# PROMPT
For the entries that follow, tally the lines holding the string "Mobile". Give the total and nothing else.
___ ITEMS ___
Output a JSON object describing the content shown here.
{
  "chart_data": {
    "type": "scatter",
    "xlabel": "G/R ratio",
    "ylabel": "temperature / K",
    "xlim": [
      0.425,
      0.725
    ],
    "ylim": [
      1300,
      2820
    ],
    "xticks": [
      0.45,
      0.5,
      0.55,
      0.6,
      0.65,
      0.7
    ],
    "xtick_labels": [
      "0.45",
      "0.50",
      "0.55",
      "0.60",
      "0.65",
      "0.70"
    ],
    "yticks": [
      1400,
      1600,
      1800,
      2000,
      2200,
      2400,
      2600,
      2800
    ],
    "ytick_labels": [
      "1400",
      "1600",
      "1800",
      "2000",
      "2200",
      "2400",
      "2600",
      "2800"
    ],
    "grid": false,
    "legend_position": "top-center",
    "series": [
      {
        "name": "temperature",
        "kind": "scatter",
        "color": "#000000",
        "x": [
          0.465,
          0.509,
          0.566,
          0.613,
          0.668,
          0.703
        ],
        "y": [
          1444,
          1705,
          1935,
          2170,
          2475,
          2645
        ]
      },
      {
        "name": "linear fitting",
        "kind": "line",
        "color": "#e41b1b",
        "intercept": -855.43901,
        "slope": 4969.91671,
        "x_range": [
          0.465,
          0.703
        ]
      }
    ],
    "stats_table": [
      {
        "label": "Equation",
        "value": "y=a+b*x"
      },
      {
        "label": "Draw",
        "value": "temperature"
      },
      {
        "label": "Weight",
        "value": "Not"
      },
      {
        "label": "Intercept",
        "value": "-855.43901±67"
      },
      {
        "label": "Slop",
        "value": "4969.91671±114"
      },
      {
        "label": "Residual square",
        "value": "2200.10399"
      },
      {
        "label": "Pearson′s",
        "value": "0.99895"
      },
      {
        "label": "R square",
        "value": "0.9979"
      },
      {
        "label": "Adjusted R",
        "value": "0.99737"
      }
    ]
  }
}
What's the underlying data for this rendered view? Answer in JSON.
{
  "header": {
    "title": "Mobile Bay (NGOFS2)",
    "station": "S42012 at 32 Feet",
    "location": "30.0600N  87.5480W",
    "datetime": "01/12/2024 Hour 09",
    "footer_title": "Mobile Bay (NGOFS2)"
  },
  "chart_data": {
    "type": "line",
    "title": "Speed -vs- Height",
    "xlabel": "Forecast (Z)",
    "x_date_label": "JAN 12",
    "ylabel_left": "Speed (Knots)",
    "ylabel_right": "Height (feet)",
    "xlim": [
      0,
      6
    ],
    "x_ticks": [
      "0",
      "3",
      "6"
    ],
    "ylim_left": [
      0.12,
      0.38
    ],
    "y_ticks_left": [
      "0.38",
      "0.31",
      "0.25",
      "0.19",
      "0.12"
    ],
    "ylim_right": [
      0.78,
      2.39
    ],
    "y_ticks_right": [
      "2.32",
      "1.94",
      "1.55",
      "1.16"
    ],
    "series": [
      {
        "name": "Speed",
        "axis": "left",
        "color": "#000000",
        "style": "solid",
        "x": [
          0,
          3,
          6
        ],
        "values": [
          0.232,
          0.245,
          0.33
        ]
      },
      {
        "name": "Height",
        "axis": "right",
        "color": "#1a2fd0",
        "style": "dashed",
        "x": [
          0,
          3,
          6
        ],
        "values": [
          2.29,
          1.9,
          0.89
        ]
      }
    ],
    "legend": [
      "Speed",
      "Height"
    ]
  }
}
___
# FINISHED TASK
2